-------- EXCERPTED TEXT
Employees don’t just have knowledge, they want to share it too. Recognition, visibility, and impact are powerful motivators. And when you invite experts to contribute, you’re not asking for a favor—you’re creating an opportunity.
More importantly, peer-driven learning is what employees actually find most effective. According to 360Learning’s own research, 61% of employees rank learning from peers as the most effective method, ahead of coaching or mentoring. And 91% say learning from colleagues is helpful or very helpful for doing their job.
That preference makes sense. Internal experts bring real-world context, not just what should happen in theory. They know how things actually work inside your organization, which tools matter, and where the common pitfalls are.
They’re also already teaching, whether L&D is involved or not. Every time an expert answers the same question for the tenth time, jumps on a call to explain a process, or shares a workaround in a message thread, they are delivering informal training.
Your opportunity is to turn that repeated effort into scalable impact.
With the right structure and tools, a single expert can replace hundreds of repetitive explanations with one high-quality course. That doesn’t just improve learning outcomes, it gives experts their time back, while increasing their visibility and influence across the organization.
If internal expertise is so valuable and employees are willing to share it,why aren’t more organizations already doing this at scale?
In most cases, it comes down to a handful of misconceptions that make SME-driven learning seem a lot harder than it ought to be.
This is the most common objection. Experts are busy, but not always for the right reasons. In many cases, they’re already spending time sharing knowledge, just in inefficient ways: answering the same questions repeatedly, jumping on ad hoc calls, and troubleshooting issues in real time.
So turning those recurring explanations into a single course eliminates duplication, reduces redundant back-and-forths, and actually saves time for SMEs and other teams.
----------------
▶ REQUIREMENT 1
Locate each line of the records that contains the string "chunk", and copy those lines. Case counts.
The text and the records have nothing to do with each other.
-------- EXTRACTED DATA
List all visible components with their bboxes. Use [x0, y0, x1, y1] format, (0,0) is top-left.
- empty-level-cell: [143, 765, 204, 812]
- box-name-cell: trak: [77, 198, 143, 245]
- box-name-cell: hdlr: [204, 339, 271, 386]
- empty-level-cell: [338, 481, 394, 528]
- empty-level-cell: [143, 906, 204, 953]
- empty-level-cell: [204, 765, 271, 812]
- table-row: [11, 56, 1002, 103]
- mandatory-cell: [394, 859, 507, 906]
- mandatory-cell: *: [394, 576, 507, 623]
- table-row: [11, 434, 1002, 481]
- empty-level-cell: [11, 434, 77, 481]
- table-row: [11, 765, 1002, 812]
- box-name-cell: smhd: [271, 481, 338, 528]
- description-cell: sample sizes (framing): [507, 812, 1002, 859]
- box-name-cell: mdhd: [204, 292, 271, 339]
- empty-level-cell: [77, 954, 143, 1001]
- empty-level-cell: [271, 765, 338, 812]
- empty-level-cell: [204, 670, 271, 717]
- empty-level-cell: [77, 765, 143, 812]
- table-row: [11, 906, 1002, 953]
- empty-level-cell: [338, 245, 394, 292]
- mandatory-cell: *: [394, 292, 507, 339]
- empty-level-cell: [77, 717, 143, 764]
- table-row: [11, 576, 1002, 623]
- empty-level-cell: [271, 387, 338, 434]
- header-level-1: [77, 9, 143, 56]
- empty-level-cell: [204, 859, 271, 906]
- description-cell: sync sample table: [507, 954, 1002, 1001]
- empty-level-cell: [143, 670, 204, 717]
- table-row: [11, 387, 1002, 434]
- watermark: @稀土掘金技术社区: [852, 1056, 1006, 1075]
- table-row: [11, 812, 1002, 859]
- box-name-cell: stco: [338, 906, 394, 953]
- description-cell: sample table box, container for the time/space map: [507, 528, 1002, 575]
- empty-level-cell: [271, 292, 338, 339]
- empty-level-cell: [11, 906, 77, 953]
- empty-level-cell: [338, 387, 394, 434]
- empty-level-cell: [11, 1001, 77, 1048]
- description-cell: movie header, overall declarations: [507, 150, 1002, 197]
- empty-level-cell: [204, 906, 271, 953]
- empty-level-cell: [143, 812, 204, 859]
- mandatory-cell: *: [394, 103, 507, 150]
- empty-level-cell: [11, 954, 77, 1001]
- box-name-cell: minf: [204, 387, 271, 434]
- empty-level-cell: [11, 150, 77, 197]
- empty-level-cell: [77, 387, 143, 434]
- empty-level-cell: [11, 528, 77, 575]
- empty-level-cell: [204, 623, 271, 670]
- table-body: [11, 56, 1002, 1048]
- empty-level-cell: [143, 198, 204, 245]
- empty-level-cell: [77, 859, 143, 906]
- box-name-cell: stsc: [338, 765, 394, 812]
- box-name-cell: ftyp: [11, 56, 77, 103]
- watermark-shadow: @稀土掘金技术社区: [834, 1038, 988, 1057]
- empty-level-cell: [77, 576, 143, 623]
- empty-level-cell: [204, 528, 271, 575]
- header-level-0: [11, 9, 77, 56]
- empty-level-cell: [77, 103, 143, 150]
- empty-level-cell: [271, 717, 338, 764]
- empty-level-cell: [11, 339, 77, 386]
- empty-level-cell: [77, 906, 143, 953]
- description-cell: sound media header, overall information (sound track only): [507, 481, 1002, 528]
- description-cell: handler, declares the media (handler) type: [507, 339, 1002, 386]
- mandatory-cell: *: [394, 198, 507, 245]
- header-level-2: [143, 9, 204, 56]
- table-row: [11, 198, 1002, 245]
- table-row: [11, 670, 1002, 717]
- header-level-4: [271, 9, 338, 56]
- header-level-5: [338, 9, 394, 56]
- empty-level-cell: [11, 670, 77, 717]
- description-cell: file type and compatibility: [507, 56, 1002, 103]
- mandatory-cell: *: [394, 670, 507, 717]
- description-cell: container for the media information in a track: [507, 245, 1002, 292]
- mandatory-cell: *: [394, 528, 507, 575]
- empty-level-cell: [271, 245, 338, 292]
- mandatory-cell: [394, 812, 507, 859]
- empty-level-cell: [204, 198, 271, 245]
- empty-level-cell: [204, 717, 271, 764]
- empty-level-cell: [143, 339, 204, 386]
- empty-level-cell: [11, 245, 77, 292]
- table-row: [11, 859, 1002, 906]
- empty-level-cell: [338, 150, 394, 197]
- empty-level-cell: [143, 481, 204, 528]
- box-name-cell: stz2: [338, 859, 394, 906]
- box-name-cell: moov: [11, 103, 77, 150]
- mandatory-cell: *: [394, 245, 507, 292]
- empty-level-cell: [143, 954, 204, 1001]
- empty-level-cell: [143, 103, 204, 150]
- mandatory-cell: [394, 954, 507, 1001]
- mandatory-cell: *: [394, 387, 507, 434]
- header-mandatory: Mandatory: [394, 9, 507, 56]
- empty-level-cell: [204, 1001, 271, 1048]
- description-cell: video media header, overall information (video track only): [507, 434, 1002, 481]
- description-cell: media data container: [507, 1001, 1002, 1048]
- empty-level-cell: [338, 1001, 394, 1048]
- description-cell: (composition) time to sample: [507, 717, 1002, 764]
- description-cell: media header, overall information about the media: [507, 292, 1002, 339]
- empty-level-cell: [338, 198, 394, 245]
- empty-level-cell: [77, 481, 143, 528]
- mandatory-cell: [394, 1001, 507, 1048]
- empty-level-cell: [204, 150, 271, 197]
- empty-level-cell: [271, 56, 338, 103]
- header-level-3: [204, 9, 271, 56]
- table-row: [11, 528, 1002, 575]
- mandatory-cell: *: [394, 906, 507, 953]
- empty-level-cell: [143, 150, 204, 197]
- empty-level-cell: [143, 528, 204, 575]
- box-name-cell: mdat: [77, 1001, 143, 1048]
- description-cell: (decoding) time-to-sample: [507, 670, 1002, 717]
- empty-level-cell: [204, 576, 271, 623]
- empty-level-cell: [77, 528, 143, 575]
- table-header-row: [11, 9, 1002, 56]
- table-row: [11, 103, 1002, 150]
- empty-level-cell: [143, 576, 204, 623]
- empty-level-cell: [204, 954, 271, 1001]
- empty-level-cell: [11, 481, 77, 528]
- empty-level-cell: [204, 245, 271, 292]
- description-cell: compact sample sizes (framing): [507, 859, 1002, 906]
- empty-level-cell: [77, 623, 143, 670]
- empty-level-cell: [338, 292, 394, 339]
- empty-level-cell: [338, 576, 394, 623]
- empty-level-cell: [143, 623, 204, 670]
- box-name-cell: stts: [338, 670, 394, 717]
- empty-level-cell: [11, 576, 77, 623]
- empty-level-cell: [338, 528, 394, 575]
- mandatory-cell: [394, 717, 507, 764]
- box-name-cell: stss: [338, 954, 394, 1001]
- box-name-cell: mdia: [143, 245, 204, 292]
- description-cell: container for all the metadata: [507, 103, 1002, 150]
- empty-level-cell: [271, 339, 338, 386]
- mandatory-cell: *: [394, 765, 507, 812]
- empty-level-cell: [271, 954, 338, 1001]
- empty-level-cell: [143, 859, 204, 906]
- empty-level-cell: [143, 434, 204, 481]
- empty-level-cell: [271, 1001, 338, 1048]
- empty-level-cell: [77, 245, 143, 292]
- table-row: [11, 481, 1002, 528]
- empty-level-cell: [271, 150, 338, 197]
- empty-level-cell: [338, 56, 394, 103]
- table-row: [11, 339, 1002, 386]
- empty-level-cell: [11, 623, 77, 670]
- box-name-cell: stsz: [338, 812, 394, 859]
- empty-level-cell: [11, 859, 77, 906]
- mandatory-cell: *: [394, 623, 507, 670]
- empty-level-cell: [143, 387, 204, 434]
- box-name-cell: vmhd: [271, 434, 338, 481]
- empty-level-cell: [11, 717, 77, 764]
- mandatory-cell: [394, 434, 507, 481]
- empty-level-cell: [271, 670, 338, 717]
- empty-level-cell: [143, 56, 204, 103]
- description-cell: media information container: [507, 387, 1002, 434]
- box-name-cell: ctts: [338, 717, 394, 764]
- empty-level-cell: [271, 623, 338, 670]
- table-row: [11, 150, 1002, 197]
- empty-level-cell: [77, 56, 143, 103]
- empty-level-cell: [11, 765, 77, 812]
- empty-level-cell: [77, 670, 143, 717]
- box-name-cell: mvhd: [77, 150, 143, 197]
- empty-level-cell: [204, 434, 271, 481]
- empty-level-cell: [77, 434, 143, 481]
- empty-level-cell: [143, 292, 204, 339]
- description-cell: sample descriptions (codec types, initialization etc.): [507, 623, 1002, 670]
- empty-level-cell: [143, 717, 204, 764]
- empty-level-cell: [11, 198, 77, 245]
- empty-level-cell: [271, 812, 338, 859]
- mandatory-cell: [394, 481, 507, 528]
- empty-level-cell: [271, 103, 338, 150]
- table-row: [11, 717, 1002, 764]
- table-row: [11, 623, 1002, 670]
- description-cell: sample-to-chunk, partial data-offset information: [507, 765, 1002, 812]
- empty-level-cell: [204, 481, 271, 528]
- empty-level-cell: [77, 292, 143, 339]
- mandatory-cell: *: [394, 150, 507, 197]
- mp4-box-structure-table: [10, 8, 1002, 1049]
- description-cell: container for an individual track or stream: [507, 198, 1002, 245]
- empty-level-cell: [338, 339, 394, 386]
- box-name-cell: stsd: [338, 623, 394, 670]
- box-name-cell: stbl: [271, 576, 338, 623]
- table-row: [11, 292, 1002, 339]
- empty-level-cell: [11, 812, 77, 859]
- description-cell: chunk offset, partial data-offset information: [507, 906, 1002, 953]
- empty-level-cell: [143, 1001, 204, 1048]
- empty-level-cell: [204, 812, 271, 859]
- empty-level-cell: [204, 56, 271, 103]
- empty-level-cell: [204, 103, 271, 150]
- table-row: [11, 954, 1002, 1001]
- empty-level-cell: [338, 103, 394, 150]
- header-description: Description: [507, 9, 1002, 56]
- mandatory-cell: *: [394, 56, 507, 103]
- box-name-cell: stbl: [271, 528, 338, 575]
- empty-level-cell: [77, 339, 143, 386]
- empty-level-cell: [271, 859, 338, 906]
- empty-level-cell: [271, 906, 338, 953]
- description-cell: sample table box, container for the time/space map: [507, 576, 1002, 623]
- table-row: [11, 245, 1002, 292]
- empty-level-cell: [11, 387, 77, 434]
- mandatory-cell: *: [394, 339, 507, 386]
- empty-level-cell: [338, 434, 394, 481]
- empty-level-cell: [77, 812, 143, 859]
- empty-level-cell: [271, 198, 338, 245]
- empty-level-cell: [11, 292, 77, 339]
----------------
-------- EXTRACTED DATA
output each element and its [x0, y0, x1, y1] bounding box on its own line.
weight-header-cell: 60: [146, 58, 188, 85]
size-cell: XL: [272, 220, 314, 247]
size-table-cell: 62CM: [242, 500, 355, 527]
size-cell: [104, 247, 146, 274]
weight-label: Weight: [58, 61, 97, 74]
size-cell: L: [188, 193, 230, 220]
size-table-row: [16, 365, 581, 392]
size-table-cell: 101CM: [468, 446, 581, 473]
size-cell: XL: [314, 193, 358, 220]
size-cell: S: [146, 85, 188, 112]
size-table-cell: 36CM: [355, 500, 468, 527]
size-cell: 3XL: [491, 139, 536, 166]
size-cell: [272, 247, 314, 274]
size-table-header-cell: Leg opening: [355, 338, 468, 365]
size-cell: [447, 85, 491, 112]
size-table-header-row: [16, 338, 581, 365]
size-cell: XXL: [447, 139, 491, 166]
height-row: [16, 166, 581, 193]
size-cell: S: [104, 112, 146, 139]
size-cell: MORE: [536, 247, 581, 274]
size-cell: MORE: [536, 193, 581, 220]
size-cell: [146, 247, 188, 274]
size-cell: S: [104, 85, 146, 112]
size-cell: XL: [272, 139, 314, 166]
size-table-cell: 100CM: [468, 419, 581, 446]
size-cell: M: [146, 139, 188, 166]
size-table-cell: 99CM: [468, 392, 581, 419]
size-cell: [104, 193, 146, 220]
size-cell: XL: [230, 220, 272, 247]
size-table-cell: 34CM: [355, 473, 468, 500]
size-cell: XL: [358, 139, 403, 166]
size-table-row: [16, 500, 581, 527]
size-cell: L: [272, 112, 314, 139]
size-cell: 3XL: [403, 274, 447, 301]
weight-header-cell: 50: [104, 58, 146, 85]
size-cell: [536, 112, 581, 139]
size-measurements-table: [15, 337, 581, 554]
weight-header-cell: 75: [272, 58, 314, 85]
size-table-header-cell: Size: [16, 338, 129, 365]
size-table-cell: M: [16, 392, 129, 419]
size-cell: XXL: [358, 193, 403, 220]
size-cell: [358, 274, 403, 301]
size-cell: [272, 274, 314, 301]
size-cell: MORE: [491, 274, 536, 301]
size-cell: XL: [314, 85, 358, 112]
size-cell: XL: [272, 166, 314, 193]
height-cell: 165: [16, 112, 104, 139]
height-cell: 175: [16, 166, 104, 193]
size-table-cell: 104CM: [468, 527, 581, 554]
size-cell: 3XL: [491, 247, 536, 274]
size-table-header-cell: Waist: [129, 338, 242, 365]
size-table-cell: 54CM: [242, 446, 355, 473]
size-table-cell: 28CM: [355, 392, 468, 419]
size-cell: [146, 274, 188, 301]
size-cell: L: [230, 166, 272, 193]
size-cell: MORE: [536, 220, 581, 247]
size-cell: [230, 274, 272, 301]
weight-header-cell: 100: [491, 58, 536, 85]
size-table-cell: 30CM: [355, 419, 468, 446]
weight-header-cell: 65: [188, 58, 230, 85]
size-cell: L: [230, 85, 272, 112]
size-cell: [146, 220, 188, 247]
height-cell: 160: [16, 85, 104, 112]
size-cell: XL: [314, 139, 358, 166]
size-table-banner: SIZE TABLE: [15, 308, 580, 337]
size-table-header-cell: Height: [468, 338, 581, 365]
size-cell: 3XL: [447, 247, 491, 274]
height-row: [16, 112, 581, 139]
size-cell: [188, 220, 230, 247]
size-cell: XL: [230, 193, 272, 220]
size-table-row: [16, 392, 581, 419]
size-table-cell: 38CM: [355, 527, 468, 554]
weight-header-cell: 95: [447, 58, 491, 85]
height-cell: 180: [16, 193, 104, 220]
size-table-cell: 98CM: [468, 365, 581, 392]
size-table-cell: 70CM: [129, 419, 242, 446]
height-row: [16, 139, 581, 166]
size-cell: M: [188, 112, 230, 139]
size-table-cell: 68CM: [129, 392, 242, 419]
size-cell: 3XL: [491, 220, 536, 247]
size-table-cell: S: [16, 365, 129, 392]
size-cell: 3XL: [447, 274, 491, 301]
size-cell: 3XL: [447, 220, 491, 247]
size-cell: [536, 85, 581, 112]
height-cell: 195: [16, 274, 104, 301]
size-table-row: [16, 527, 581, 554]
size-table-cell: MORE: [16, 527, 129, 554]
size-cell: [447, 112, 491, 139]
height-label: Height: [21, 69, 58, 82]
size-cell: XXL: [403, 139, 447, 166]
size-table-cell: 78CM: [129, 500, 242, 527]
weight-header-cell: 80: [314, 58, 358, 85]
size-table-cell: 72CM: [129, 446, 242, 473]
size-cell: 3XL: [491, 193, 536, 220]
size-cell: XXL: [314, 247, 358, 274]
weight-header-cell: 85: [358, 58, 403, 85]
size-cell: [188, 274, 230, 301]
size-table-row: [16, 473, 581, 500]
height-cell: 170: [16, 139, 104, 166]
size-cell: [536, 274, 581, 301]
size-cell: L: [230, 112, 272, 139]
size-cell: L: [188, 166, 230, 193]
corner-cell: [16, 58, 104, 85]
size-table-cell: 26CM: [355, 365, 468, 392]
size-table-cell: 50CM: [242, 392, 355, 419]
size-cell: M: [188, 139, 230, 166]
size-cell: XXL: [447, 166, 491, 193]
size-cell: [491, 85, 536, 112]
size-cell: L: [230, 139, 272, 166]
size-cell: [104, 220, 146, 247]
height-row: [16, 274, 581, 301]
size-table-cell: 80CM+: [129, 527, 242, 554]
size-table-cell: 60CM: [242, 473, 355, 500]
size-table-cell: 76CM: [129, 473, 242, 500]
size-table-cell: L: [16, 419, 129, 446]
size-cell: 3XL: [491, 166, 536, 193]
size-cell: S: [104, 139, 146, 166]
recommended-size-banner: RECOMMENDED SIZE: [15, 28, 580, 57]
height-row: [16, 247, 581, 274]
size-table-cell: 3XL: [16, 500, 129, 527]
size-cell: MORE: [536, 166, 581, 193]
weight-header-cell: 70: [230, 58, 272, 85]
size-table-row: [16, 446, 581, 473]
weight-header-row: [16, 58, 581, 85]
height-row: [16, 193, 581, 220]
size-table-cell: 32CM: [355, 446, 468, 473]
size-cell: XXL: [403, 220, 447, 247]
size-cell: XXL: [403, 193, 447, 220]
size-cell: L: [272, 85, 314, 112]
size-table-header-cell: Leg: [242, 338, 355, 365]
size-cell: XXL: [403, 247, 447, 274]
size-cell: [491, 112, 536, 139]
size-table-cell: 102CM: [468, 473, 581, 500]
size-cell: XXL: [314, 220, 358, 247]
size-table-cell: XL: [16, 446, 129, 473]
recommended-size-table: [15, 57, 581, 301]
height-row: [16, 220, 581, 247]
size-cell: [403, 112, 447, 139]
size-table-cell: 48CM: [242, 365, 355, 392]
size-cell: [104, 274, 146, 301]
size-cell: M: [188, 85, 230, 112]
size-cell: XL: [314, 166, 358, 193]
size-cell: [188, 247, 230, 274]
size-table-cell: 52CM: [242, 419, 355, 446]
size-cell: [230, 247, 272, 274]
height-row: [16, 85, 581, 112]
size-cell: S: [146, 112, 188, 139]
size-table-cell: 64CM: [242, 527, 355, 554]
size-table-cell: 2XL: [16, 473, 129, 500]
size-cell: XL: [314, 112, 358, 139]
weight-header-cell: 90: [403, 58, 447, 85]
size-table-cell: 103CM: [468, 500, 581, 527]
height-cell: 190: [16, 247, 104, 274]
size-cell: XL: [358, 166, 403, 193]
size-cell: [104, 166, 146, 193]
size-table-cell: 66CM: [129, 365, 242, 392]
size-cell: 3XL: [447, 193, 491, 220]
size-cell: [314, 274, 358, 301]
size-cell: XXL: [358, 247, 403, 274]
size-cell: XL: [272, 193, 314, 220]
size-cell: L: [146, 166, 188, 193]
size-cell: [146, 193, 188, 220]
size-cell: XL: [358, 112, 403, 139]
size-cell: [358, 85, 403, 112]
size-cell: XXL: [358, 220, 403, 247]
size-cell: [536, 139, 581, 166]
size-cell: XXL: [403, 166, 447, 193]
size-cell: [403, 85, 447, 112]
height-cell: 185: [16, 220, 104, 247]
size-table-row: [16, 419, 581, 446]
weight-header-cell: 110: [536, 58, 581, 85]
----------------
▶ REQUIREMENT 2
In the text on learning from internal experts, what percentage of employees rank learning from peers as the most effective method?

▶ COMPLETE OUTPUT 1
- description-cell: sample-to-chunk, partial data-offset information: [507, 765, 1002, 812]
- description-cell: chunk offset, partial data-offset information: [507, 906, 1002, 953]

▶ COMPLETE OUTPUT 2
61%